* [DATA ROWS]:
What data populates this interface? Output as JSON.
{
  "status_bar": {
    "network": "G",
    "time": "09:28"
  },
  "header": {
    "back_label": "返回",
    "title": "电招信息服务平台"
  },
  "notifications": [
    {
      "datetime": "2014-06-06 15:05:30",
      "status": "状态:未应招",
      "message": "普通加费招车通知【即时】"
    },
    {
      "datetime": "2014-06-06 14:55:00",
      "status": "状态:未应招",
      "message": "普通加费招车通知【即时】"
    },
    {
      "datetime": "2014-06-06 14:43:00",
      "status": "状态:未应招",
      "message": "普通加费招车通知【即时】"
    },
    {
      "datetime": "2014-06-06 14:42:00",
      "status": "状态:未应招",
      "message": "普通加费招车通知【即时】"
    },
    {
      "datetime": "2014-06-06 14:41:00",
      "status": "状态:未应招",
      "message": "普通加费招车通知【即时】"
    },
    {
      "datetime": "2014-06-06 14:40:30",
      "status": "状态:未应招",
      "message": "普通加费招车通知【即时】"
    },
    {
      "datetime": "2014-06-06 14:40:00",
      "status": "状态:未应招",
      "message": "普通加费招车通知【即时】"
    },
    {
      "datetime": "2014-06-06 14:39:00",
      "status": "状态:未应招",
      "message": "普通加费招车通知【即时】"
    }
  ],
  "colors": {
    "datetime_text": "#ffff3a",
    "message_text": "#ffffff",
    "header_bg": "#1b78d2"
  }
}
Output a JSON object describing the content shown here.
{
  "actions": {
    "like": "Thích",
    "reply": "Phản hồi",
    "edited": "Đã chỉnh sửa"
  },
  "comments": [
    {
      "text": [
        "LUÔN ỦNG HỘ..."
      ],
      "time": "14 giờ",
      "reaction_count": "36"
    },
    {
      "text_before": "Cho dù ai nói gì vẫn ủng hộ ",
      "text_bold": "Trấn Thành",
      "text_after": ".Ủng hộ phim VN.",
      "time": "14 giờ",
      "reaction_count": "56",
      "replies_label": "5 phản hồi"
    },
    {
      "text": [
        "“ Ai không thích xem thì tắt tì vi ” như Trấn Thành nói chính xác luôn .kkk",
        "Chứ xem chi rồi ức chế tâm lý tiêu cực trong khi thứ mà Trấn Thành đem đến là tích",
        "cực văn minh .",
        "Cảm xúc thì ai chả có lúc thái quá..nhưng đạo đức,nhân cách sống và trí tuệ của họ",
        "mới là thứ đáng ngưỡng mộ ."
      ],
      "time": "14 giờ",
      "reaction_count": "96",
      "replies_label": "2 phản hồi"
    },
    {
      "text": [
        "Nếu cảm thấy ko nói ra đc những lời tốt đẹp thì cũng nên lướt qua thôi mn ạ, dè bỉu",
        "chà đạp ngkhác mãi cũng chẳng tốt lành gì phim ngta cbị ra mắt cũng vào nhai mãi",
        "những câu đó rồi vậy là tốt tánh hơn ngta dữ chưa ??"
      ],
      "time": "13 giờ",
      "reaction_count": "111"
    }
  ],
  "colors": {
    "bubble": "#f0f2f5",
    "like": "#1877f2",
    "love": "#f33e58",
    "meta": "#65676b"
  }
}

* [TASK]:
Show all lines in the entries above where the word "JSON" appears.

* [RIGHT ANSWER]:
What data populates this interface? Output as JSON.
Output a JSON object describing the content shown here.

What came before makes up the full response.